Figure record extracts:
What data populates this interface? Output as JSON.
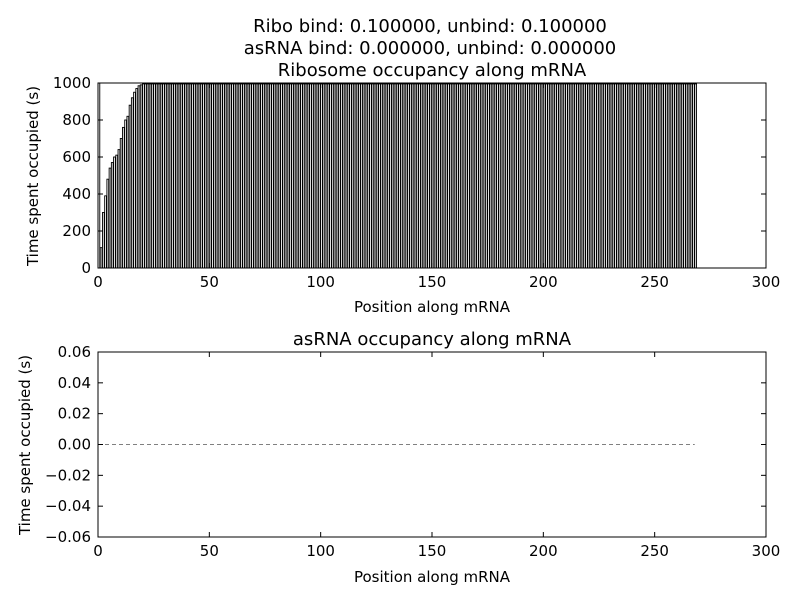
{
  "figure": {
    "suptitle_lines": [
      "Ribo bind: 0.100000, unbind: 0.100000",
      "asRNA bind: 0.000000, unbind: 0.000000"
    ]
  },
  "chart_data": [
    {
      "type": "bar",
      "title": "Ribosome occupancy along mRNA",
      "xlabel": "Position along mRNA",
      "ylabel": "Time spent occupied (s)",
      "xlim": [
        0,
        300
      ],
      "ylim": [
        0,
        1000
      ],
      "xticks": [
        "0",
        "50",
        "100",
        "150",
        "200",
        "250",
        "300"
      ],
      "yticks": [
        "0",
        "200",
        "400",
        "600",
        "800",
        "1000"
      ],
      "grid": false,
      "bar_color": "#ffffff",
      "edge_color": "#000000",
      "x_start": 0,
      "values": [
        1000,
        110,
        300,
        390,
        480,
        540,
        570,
        600,
        610,
        640,
        700,
        760,
        800,
        820,
        880,
        920,
        950,
        970,
        985,
        990,
        995,
        995,
        995,
        995,
        995,
        995,
        995,
        995,
        995,
        995,
        995,
        995,
        995,
        995,
        995,
        995,
        995,
        995,
        995,
        995,
        995,
        995,
        995,
        995,
        995,
        995,
        995,
        995,
        995,
        995,
        995,
        995,
        995,
        995,
        995,
        995,
        995,
        995,
        995,
        995,
        995,
        995,
        995,
        995,
        995,
        995,
        995,
        995,
        995,
        995,
        995,
        995,
        995,
        995,
        995,
        995,
        995,
        995,
        995,
        995,
        995,
        995,
        995,
        995,
        995,
        995,
        995,
        995,
        995,
        995,
        995,
        995,
        995,
        995,
        995,
        995,
        995,
        995,
        995,
        995,
        995,
        995,
        995,
        995,
        995,
        995,
        995,
        995,
        995,
        995,
        995,
        995,
        995,
        995,
        995,
        995,
        995,
        995,
        995,
        995,
        995,
        995,
        995,
        995,
        995,
        995,
        995,
        995,
        995,
        995,
        995,
        995,
        995,
        995,
        995,
        995,
        995,
        995,
        995,
        995,
        995,
        995,
        995,
        995,
        995,
        995,
        995,
        995,
        995,
        995,
        995,
        995,
        995,
        995,
        995,
        995,
        995,
        995,
        995,
        995,
        995,
        995,
        995,
        995,
        995,
        995,
        995,
        995,
        995,
        995,
        995,
        995,
        995,
        995,
        995,
        995,
        995,
        995,
        995,
        995,
        995,
        995,
        995,
        995,
        995,
        995,
        995,
        995,
        995,
        995,
        995,
        995,
        995,
        995,
        995,
        995,
        995,
        995,
        995,
        995,
        995,
        995,
        995,
        995,
        995,
        995,
        995,
        995,
        995,
        995,
        995,
        995,
        995,
        995,
        995,
        995,
        995,
        995,
        995,
        995,
        995,
        995,
        995,
        995,
        995,
        995,
        995,
        995,
        995,
        995,
        995,
        995,
        995,
        995,
        995,
        995,
        995,
        995,
        995,
        995,
        995,
        995,
        995,
        995,
        995,
        995,
        995,
        995,
        995,
        995,
        995,
        995,
        995,
        995,
        995,
        995,
        995,
        995,
        995,
        995,
        995,
        995,
        995,
        995,
        995,
        995,
        995,
        995,
        995
      ]
    },
    {
      "type": "line",
      "title": "asRNA occupancy along mRNA",
      "xlabel": "Position along mRNA",
      "ylabel": "Time spent occupied (s)",
      "xlim": [
        0,
        300
      ],
      "ylim": [
        -0.06,
        0.06
      ],
      "xticks": [
        "0",
        "50",
        "100",
        "150",
        "200",
        "250",
        "300"
      ],
      "yticks": [
        "−0.06",
        "−0.04",
        "−0.02",
        "0.00",
        "0.02",
        "0.04",
        "0.06"
      ],
      "grid": false,
      "line_color": "#808080",
      "line_style": "dashed",
      "x": [
        0,
        268
      ],
      "y": [
        0,
        0
      ]
    }
  ]
}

WORK ITEM:
Give back the data exactly. Pictures stay out.

OUTPUT:
What data populates this interface? Output as JSON.
{
  "figure": {
    "suptitle_lines": [
      "Ribo bind: 0.100000, unbind: 0.100000",
      "asRNA bind: 0.000000, unbind: 0.000000"
    ]
  },
  "chart_data": [
    {
      "type": "bar",
      "title": "Ribosome occupancy along mRNA",
      "xlabel": "Position along mRNA",
      "ylabel": "Time spent occupied (s)",
      "xlim": [
        0,
        300
      ],
      "ylim": [
        0,
        1000
      ],
      "xticks": [
        "0",
        "50",
        "100",
        "150",
        "200",
        "250",
        "300"
      ],
      "yticks": [
        "0",
        "200",
        "400",
        "600",
        "800",
        "1000"
      ],
      "grid": false,
      "bar_color": "#ffffff",
      "edge_color": "#000000",
      "x_start": 0,
      "values": [
        1000,
        110,
        300,
        390,
        480,
        540,
        570,
        600,
        610,
        640,
        700,
        760,
        800,
        820,
        880,
        920,
        950,
        970,
        985,
        990,
        995,
        995,
        995,
        995,
        995,
        995,
        995,
        995,
        995,
        995,
        995,
        995,
        995,
        995,
        995,
        995,
        995,
        995,
        995,
        995,
        995,
        995,
        995,
        995,
        995,
        995,
        995,
        995,
        995,
        995,
        995,
        995,
        995,
        995,
        995,
        995,
        995,
        995,
        995,
        995,
        995,
        995,
        995,
        995,
        995,
        995,
        995,
        995,
        995,
        995,
        995,
        995,
        995,
        995,
        995,
        995,
        995,
        995,
        995,
        995,
        995,
        995,
        995,
        995,
        995,
        995,
        995,
        995,
        995,
        995,
        995,
        995,
        995,
        995,
        995,
        995,
        995,
        995,
        995,
        995,
        995,
        995,
        995,
        995,
        995,
        995,
        995,
        995,
        995,
        995,
        995,
        995,
        995,
        995,
        995,
        995,
        995,
        995,
        995,
        995,
        995,
        995,
        995,
        995,
        995,
        995,
        995,
        995,
        995,
        995,
        995,
        995,
        995,
        995,
        995,
        995,
        995,
        995,
        995,
        995,
        995,
        995,
        995,
        995,
        995,
        995,
        995,
        995,
        995,
        995,
        995,
        995,
        995,
        995,
        995,
        995,
        995,
        995,
        995,
        995,
        995,
        995,
        995,
        995,
        995,
        995,
        995,
        995,
        995,
        995,
        995,
        995,
        995,
        995,
        995,
        995,
        995,
        995,
        995,
        995,
        995,
        995,
        995,
        995,
        995,
        995,
        995,
        995,
        995,
        995,
        995,
        995,
        995,
        995,
        995,
        995,
        995,
        995,
        995,
        995,
        995,
        995,
        995,
        995,
        995,
        995,
        995,
        995,
        995,
        995,
        995,
        995,
        995,
        995,
        995,
        995,
        995,
        995,
        995,
        995,
        995,
        995,
        995,
        995,
        995,
        995,
        995,
        995,
        995,
        995,
        995,
        995,
        995,
        995,
        995,
        995,
        995,
        995,
        995,
        995,
        995,
        995,
        995,
        995,
        995,
        995,
        995,
        995,
        995,
        995,
        995,
        995,
        995,
        995,
        995,
        995,
        995,
        995,
        995,
        995,
        995,
        995,
        995,
        995,
        995,
        995,
        995,
        995,
        995
      ]
    },
    {
      "type": "line",
      "title": "asRNA occupancy along mRNA",
      "xlabel": "Position along mRNA",
      "ylabel": "Time spent occupied (s)",
      "xlim": [
        0,
        300
      ],
      "ylim": [
        -0.06,
        0.06
      ],
      "xticks": [
        "0",
        "50",
        "100",
        "150",
        "200",
        "250",
        "300"
      ],
      "yticks": [
        "−0.06",
        "−0.04",
        "−0.02",
        "0.00",
        "0.02",
        "0.04",
        "0.06"
      ],
      "grid": false,
      "line_color": "#808080",
      "line_style": "dashed",
      "x": [
        0,
        268
      ],
      "y": [
        0,
        0
      ]
    }
  ]
}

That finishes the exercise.